▸ **YOUR TASK**
Copy every line from the material below that holds "MACD".

++++ RECORDS SUPPLIED

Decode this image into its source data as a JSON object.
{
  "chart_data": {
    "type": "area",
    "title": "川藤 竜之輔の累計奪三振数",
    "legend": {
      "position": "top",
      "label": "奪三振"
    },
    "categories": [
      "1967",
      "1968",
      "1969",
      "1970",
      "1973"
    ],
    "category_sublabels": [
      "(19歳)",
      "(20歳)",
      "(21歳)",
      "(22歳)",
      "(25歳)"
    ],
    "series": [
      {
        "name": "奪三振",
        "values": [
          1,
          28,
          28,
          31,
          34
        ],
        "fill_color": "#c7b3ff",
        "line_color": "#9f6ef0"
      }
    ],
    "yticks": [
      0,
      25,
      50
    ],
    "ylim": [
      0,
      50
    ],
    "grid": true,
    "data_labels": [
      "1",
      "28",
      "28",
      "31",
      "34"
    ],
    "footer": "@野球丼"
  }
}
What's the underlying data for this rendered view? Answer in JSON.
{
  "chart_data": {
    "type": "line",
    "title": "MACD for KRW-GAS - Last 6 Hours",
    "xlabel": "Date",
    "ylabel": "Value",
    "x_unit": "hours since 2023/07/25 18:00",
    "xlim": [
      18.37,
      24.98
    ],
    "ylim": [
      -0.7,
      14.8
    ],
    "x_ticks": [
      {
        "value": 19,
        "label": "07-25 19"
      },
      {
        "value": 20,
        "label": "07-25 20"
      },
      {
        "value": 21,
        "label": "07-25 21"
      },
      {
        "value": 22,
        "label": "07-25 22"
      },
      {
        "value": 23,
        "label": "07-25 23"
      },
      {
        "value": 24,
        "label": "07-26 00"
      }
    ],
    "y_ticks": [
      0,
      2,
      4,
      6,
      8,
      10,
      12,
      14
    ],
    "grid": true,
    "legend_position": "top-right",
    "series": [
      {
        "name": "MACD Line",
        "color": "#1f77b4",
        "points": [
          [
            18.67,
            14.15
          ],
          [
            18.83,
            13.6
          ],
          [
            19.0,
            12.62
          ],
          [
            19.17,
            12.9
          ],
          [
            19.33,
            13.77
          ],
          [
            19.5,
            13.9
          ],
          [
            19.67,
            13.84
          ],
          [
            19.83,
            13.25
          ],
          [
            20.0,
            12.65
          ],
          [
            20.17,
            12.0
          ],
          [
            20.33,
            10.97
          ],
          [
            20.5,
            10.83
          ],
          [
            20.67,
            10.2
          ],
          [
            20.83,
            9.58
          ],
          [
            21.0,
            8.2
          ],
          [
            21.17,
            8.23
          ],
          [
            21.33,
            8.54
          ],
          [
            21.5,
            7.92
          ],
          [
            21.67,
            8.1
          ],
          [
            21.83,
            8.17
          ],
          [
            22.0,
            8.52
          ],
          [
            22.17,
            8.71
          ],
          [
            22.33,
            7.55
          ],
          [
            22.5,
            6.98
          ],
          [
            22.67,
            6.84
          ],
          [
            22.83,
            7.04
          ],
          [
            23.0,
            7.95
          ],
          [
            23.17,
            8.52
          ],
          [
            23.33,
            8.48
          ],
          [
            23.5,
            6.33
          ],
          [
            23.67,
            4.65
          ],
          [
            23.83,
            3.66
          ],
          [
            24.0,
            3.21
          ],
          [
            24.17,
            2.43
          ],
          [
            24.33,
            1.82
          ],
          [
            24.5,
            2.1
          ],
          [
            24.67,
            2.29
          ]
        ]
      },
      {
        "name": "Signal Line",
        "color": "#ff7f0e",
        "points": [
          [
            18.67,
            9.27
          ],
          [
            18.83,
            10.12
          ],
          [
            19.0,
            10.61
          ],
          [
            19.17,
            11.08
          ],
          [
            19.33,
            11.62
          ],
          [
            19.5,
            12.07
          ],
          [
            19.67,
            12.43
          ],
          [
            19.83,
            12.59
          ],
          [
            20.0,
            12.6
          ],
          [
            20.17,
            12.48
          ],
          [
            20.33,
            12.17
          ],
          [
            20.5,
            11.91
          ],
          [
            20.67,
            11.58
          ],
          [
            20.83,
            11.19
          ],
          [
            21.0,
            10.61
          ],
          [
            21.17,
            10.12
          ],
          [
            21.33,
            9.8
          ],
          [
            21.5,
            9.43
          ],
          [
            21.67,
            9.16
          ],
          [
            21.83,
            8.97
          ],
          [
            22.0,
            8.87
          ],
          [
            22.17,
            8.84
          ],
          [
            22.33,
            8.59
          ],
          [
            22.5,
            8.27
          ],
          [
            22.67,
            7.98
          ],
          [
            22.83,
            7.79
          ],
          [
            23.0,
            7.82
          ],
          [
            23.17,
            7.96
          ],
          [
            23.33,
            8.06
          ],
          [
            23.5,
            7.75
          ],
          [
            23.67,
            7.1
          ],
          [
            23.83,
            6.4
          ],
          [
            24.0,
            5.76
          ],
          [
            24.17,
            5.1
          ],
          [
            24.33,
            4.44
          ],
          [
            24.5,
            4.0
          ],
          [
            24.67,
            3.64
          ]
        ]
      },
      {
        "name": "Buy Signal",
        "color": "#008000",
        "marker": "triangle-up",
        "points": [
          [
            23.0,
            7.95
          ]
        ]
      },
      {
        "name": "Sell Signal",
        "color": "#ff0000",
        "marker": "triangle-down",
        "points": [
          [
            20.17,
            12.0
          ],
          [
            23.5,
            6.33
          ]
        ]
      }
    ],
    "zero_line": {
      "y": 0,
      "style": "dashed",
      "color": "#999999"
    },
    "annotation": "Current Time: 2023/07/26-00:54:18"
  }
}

++++++++

▸ **TASK ANSWER**
    "title": "MACD for KRW-GAS - Last 6 Hours",
        "name": "MACD Line",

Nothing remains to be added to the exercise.